Task instructions: Print out the entries below with no edits.

Supplied data:
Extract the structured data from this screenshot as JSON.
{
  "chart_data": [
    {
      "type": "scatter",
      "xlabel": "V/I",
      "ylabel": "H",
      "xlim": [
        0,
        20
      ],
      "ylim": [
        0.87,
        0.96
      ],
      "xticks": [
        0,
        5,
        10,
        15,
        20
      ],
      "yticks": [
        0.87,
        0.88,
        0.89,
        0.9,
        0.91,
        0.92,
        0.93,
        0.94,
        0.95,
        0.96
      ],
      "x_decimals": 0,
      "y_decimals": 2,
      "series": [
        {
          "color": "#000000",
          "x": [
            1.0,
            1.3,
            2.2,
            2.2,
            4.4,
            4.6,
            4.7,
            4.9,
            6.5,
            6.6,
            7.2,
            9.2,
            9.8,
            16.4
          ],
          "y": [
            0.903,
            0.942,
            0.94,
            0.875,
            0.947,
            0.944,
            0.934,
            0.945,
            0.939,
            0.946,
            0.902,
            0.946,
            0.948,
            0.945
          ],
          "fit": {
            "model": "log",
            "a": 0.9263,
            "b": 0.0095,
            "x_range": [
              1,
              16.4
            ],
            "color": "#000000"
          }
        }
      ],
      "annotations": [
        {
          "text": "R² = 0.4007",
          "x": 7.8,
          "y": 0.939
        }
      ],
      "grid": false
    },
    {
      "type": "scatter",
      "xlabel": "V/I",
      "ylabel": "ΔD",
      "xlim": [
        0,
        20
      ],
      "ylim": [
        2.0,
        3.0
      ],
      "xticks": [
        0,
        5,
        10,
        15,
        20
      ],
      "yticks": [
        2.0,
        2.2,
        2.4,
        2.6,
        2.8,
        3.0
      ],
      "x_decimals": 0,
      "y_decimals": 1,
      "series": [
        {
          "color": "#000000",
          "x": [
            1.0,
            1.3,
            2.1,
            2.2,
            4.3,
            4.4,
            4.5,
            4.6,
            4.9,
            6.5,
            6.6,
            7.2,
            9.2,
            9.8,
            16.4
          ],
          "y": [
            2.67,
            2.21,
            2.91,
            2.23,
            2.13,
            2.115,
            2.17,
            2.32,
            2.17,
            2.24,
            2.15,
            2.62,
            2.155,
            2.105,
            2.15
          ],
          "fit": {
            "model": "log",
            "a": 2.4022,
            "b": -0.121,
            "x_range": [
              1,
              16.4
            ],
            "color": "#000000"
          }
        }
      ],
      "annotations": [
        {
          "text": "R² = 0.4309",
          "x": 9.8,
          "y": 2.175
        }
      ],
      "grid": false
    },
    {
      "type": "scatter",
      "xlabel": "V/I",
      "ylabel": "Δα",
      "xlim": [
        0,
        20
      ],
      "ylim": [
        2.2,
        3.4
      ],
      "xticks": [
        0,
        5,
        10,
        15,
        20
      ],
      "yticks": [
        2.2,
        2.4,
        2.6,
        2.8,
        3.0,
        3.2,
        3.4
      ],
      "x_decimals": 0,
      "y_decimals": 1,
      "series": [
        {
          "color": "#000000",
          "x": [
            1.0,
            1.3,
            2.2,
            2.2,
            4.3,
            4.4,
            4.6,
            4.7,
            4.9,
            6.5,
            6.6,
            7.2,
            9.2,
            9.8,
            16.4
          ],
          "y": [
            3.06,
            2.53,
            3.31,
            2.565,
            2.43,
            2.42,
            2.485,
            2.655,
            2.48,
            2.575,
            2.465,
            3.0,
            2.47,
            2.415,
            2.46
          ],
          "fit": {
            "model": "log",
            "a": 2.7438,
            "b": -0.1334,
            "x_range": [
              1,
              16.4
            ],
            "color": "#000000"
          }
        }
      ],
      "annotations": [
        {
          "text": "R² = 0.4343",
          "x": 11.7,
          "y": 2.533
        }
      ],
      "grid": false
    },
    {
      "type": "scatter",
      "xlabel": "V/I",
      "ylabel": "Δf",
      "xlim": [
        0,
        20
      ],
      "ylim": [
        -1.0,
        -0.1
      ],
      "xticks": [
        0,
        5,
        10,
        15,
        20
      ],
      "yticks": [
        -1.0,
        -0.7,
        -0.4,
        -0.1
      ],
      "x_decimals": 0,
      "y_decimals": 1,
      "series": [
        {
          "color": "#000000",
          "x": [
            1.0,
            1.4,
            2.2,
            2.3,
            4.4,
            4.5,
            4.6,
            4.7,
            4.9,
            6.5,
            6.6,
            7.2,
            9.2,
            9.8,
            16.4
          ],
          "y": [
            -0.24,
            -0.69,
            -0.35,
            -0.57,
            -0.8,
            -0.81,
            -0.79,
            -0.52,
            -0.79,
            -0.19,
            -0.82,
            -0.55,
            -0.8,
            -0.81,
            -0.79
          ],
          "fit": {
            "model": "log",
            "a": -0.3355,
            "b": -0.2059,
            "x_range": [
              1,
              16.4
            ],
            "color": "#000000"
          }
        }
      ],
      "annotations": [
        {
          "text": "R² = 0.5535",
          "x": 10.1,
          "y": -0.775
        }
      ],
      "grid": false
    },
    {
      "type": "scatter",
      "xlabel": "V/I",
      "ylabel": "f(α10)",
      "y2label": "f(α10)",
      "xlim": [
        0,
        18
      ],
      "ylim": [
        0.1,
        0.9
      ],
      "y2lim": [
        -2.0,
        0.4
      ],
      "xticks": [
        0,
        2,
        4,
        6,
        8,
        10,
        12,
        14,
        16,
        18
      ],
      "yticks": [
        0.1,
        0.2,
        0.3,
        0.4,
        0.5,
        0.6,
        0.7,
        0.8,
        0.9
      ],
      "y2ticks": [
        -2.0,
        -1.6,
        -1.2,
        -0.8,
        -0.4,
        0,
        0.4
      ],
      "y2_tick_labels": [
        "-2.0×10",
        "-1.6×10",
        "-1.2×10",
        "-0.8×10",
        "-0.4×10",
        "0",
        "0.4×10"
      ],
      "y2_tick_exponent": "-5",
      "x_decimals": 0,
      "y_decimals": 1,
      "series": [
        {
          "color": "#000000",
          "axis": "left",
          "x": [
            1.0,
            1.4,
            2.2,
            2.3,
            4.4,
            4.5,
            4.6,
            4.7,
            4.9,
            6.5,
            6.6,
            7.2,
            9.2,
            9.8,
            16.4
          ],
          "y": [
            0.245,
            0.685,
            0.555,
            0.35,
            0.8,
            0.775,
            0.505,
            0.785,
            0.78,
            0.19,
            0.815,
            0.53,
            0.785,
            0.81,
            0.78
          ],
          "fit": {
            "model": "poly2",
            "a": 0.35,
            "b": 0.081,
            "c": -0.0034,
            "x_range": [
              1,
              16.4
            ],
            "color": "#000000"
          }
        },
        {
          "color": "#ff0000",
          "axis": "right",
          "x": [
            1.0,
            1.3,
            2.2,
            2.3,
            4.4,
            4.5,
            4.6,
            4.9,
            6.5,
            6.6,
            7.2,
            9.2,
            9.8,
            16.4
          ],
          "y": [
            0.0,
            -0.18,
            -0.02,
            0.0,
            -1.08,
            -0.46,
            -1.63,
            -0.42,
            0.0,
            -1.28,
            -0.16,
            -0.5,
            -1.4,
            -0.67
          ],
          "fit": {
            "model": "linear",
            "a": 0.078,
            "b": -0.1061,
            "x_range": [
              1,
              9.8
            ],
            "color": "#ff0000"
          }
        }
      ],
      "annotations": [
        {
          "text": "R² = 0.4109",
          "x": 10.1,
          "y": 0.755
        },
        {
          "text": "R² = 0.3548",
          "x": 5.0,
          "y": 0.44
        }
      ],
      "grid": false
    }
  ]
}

Finished task:
Extract the structured data from this screenshot as JSON.
{
  "chart_data": [
    {
      "type": "scatter",
      "xlabel": "V/I",
      "ylabel": "H",
      "xlim": [
        0,
        20
      ],
      "ylim": [
        0.87,
        0.96
      ],
      "xticks": [
        0,
        5,
        10,
        15,
        20
      ],
      "yticks": [
        0.87,
        0.88,
        0.89,
        0.9,
        0.91,
        0.92,
        0.93,
        0.94,
        0.95,
        0.96
      ],
      "x_decimals": 0,
      "y_decimals": 2,
      "series": [
        {
          "color": "#000000",
          "x": [
            1.0,
            1.3,
            2.2,
            2.2,
            4.4,
            4.6,
            4.7,
            4.9,
            6.5,
            6.6,
            7.2,
            9.2,
            9.8,
            16.4
          ],
          "y": [
            0.903,
            0.942,
            0.94,
            0.875,
            0.947,
            0.944,
            0.934,
            0.945,
            0.939,
            0.946,
            0.902,
            0.946,
            0.948,
            0.945
          ],
          "fit": {
            "model": "log",
            "a": 0.9263,
            "b": 0.0095,
            "x_range": [
              1,
              16.4
            ],
            "color": "#000000"
          }
        }
      ],
      "annotations": [
        {
          "text": "R² = 0.4007",
          "x": 7.8,
          "y": 0.939
        }
      ],
      "grid": false
    },
    {
      "type": "scatter",
      "xlabel": "V/I",
      "ylabel": "ΔD",
      "xlim": [
        0,
        20
      ],
      "ylim": [
        2.0,
        3.0
      ],
      "xticks": [
        0,
        5,
        10,
        15,
        20
      ],
      "yticks": [
        2.0,
        2.2,
        2.4,
        2.6,
        2.8,
        3.0
      ],
      "x_decimals": 0,
      "y_decimals": 1,
      "series": [
        {
          "color": "#000000",
          "x": [
            1.0,
            1.3,
            2.1,
            2.2,
            4.3,
            4.4,
            4.5,
            4.6,
            4.9,
            6.5,
            6.6,
            7.2,
            9.2,
            9.8,
            16.4
          ],
          "y": [
            2.67,
            2.21,
            2.91,
            2.23,
            2.13,
            2.115,
            2.17,
            2.32,
            2.17,
            2.24,
            2.15,
            2.62,
            2.155,
            2.105,
            2.15
          ],
          "fit": {
            "model": "log",
            "a": 2.4022,
            "b": -0.121,
            "x_range": [
              1,
              16.4
            ],
            "color": "#000000"
          }
        }
      ],
      "annotations": [
        {
          "text": "R² = 0.4309",
          "x": 9.8,
          "y": 2.175
        }
      ],
      "grid": false
    },
    {
      "type": "scatter",
      "xlabel": "V/I",
      "ylabel": "Δα",
      "xlim": [
        0,
        20
      ],
      "ylim": [
        2.2,
        3.4
      ],
      "xticks": [
        0,
        5,
        10,
        15,
        20
      ],
      "yticks": [
        2.2,
        2.4,
        2.6,
        2.8,
        3.0,
        3.2,
        3.4
      ],
      "x_decimals": 0,
      "y_decimals": 1,
      "series": [
        {
          "color": "#000000",
          "x": [
            1.0,
            1.3,
            2.2,
            2.2,
            4.3,
            4.4,
            4.6,
            4.7,
            4.9,
            6.5,
            6.6,
            7.2,
            9.2,
            9.8,
            16.4
          ],
          "y": [
            3.06,
            2.53,
            3.31,
            2.565,
            2.43,
            2.42,
            2.485,
            2.655,
            2.48,
            2.575,
            2.465,
            3.0,
            2.47,
            2.415,
            2.46
          ],
          "fit": {
            "model": "log",
            "a": 2.7438,
            "b": -0.1334,
            "x_range": [
              1,
              16.4
            ],
            "color": "#000000"
          }
        }
      ],
      "annotations": [
        {
          "text": "R² = 0.4343",
          "x": 11.7,
          "y": 2.533
        }
      ],
      "grid": false
    },
    {
      "type": "scatter",
      "xlabel": "V/I",
      "ylabel": "Δf",
      "xlim": [
        0,
        20
      ],
      "ylim": [
        -1.0,
        -0.1
      ],
      "xticks": [
        0,
        5,
        10,
        15,
        20
      ],
      "yticks": [
        -1.0,
        -0.7,
        -0.4,
        -0.1
      ],
      "x_decimals": 0,
      "y_decimals": 1,
      "series": [
        {
          "color": "#000000",
          "x": [
            1.0,
            1.4,
            2.2,
            2.3,
            4.4,
            4.5,
            4.6,
            4.7,
            4.9,
            6.5,
            6.6,
            7.2,
            9.2,
            9.8,
            16.4
          ],
          "y": [
            -0.24,
            -0.69,
            -0.35,
            -0.57,
            -0.8,
            -0.81,
            -0.79,
            -0.52,
            -0.79,
            -0.19,
            -0.82,
            -0.55,
            -0.8,
            -0.81,
            -0.79
          ],
          "fit": {
            "model": "log",
            "a": -0.3355,
            "b": -0.2059,
            "x_range": [
              1,
              16.4
            ],
            "color": "#000000"
          }
        }
      ],
      "annotations": [
        {
          "text": "R² = 0.5535",
          "x": 10.1,
          "y": -0.775
        }
      ],
      "grid": false
    },
    {
      "type": "scatter",
      "xlabel": "V/I",
      "ylabel": "f(α10)",
      "y2label": "f(α10)",
      "xlim": [
        0,
        18
      ],
      "ylim": [
        0.1,
        0.9
      ],
      "y2lim": [
        -2.0,
        0.4
      ],
      "xticks": [
        0,
        2,
        4,
        6,
        8,
        10,
        12,
        14,
        16,
        18
      ],
      "yticks": [
        0.1,
        0.2,
        0.3,
        0.4,
        0.5,
        0.6,
        0.7,
        0.8,
        0.9
      ],
      "y2ticks": [
        -2.0,
        -1.6,
        -1.2,
        -0.8,
        -0.4,
        0,
        0.4
      ],
      "y2_tick_labels": [
        "-2.0×10",
        "-1.6×10",
        "-1.2×10",
        "-0.8×10",
        "-0.4×10",
        "0",
        "0.4×10"
      ],
      "y2_tick_exponent": "-5",
      "x_decimals": 0,
      "y_decimals": 1,
      "series": [
        {
          "color": "#000000",
          "axis": "left",
          "x": [
            1.0,
            1.4,
            2.2,
            2.3,
            4.4,
            4.5,
            4.6,
            4.7,
            4.9,
            6.5,
            6.6,
            7.2,
            9.2,
            9.8,
            16.4
          ],
          "y": [
            0.245,
            0.685,
            0.555,
            0.35,
            0.8,
            0.775,
            0.505,
            0.785,
            0.78,
            0.19,
            0.815,
            0.53,
            0.785,
            0.81,
            0.78
          ],
          "fit": {
            "model": "poly2",
            "a": 0.35,
            "b": 0.081,
            "c": -0.0034,
            "x_range": [
              1,
              16.4
            ],
            "color": "#000000"
          }
        },
        {
          "color": "#ff0000",
          "axis": "right",
          "x": [
            1.0,
            1.3,
            2.2,
            2.3,
            4.4,
            4.5,
            4.6,
            4.9,
            6.5,
            6.6,
            7.2,
            9.2,
            9.8,
            16.4
          ],
          "y": [
            0.0,
            -0.18,
            -0.02,
            0.0,
            -1.08,
            -0.46,
            -1.63,
            -0.42,
            0.0,
            -1.28,
            -0.16,
            -0.5,
            -1.4,
            -0.67
          ],
          "fit": {
            "model": "linear",
            "a": 0.078,
            "b": -0.1061,
            "x_range": [
              1,
              9.8
            ],
            "color": "#ff0000"
          }
        }
      ],
      "annotations": [
        {
          "text": "R² = 0.4109",
          "x": 10.1,
          "y": 0.755
        },
        {
          "text": "R² = 0.3548",
          "x": 5.0,
          "y": 0.44
        }
      ],
      "grid": false
    }
  ]
}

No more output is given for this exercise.